* [RECORDS FOR THE TASK]

________________________

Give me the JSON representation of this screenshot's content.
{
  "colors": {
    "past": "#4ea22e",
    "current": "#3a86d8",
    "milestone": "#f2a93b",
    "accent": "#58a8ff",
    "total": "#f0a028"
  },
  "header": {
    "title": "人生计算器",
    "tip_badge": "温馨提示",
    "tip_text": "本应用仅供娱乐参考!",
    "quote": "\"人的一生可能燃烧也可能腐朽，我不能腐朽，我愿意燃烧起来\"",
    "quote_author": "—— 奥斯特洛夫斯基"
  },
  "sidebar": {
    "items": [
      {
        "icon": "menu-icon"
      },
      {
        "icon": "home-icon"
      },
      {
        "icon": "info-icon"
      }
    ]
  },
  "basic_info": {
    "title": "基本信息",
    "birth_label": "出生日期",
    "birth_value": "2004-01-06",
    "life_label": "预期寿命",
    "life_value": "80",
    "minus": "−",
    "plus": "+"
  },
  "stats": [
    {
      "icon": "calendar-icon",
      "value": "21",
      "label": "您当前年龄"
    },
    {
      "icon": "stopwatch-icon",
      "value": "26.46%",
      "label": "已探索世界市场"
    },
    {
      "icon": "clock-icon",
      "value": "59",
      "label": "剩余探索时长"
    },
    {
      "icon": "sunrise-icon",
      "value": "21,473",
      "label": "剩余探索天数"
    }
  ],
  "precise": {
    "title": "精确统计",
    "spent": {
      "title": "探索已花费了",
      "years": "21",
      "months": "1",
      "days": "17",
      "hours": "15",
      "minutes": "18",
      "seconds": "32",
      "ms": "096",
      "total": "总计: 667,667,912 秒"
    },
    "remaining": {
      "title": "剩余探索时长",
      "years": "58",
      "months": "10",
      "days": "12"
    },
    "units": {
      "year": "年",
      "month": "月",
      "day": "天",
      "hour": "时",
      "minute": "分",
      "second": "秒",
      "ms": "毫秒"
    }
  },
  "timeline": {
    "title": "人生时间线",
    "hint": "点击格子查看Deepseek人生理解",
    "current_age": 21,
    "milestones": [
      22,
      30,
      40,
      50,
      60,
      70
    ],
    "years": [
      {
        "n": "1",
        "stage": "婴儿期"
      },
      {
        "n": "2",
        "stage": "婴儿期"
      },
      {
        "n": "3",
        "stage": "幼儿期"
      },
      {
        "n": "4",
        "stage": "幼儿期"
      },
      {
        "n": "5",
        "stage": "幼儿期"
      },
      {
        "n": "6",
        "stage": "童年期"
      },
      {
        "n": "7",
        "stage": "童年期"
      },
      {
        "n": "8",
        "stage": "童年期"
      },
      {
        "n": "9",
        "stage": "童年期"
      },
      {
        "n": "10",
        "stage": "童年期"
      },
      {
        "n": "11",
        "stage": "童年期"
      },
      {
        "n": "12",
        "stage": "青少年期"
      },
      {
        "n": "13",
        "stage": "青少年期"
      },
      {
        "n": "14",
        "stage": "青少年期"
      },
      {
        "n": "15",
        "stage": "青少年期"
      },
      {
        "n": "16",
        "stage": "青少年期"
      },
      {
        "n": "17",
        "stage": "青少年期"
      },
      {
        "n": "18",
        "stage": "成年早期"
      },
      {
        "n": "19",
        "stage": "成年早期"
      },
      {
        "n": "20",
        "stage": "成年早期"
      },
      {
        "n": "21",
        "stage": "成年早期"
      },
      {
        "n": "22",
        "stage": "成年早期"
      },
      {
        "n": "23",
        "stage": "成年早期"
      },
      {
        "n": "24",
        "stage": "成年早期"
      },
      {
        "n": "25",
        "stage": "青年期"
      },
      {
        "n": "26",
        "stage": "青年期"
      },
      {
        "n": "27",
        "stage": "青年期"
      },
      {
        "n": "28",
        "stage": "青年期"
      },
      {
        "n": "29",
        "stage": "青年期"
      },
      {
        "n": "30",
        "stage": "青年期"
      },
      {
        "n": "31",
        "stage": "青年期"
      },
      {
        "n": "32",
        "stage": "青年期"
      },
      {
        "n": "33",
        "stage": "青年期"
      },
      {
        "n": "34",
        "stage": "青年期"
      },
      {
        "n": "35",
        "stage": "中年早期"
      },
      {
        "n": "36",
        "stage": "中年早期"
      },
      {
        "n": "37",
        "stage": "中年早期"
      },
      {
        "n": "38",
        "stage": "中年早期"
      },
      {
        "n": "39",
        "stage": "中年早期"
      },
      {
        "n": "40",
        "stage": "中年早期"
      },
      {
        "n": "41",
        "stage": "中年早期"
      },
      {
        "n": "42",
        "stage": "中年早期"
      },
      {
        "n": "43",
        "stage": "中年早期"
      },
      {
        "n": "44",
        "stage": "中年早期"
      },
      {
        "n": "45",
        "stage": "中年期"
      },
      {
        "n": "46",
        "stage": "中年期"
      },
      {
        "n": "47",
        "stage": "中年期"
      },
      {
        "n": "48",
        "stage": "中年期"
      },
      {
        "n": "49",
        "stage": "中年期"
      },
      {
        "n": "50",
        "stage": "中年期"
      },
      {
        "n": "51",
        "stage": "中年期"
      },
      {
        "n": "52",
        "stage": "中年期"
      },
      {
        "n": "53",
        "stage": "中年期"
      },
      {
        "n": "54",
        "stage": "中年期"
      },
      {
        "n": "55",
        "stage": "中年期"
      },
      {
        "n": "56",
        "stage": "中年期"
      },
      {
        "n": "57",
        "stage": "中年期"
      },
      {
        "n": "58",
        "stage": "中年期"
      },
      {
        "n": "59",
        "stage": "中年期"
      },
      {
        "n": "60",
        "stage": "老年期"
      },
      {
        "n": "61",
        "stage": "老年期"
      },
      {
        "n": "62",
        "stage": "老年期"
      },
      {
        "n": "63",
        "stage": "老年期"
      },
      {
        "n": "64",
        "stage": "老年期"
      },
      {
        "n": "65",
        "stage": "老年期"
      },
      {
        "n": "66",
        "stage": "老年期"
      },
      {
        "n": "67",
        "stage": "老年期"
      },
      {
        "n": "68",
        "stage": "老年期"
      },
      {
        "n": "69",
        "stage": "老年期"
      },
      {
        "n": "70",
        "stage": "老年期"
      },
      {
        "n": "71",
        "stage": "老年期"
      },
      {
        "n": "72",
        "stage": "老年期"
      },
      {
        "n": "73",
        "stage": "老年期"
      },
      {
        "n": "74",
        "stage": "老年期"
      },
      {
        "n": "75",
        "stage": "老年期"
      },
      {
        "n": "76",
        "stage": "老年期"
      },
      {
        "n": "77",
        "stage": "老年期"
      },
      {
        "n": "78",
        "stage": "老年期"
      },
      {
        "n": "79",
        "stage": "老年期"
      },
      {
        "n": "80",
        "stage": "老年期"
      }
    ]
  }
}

________________________

Only lines with the string "icon" belong in your answer; copy each one.

        "icon": "menu-icon"
        "icon": "home-icon"
        "icon": "info-icon"
      "icon": "calendar-icon",
      "icon": "stopwatch-icon",
      "icon": "clock-icon",
      "icon": "sunrise-icon",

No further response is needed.